Stored data
━━━━━━━━━━━━━━━━
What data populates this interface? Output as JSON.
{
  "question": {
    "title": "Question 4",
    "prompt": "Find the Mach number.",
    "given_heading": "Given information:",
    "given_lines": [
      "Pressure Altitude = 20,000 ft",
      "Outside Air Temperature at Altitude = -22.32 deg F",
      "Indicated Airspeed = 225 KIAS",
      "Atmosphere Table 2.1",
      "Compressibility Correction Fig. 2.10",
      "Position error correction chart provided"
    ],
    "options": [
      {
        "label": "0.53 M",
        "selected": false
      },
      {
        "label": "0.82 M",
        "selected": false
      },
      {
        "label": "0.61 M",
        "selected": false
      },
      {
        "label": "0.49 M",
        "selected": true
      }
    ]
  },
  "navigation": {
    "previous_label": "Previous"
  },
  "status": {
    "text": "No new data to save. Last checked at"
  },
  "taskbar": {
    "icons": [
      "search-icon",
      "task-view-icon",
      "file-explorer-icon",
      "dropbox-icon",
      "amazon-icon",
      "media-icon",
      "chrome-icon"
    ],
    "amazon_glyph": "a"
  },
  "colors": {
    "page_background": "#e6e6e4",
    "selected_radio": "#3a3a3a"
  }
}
━━━━━━━━━━━━━━━━
» **Problem**
Write out every line of the material again, exactly as it reads.

» **The completed task**
What data populates this interface? Output as JSON.
{
  "question": {
    "title": "Question 4",
    "prompt": "Find the Mach number.",
    "given_heading": "Given information:",
    "given_lines": [
      "Pressure Altitude = 20,000 ft",
      "Outside Air Temperature at Altitude = -22.32 deg F",
      "Indicated Airspeed = 225 KIAS",
      "Atmosphere Table 2.1",
      "Compressibility Correction Fig. 2.10",
      "Position error correction chart provided"
    ],
    "options": [
      {
        "label": "0.53 M",
        "selected": false
      },
      {
        "label": "0.82 M",
        "selected": false
      },
      {
        "label": "0.61 M",
        "selected": false
      },
      {
        "label": "0.49 M",
        "selected": true
      }
    ]
  },
  "navigation": {
    "previous_label": "Previous"
  },
  "status": {
    "text": "No new data to save. Last checked at"
  },
  "taskbar": {
    "icons": [
      "search-icon",
      "task-view-icon",
      "file-explorer-icon",
      "dropbox-icon",
      "amazon-icon",
      "media-icon",
      "chrome-icon"
    ],
    "amazon_glyph": "a"
  },
  "colors": {
    "page_background": "#e6e6e4",
    "selected_radio": "#3a3a3a"
  }
}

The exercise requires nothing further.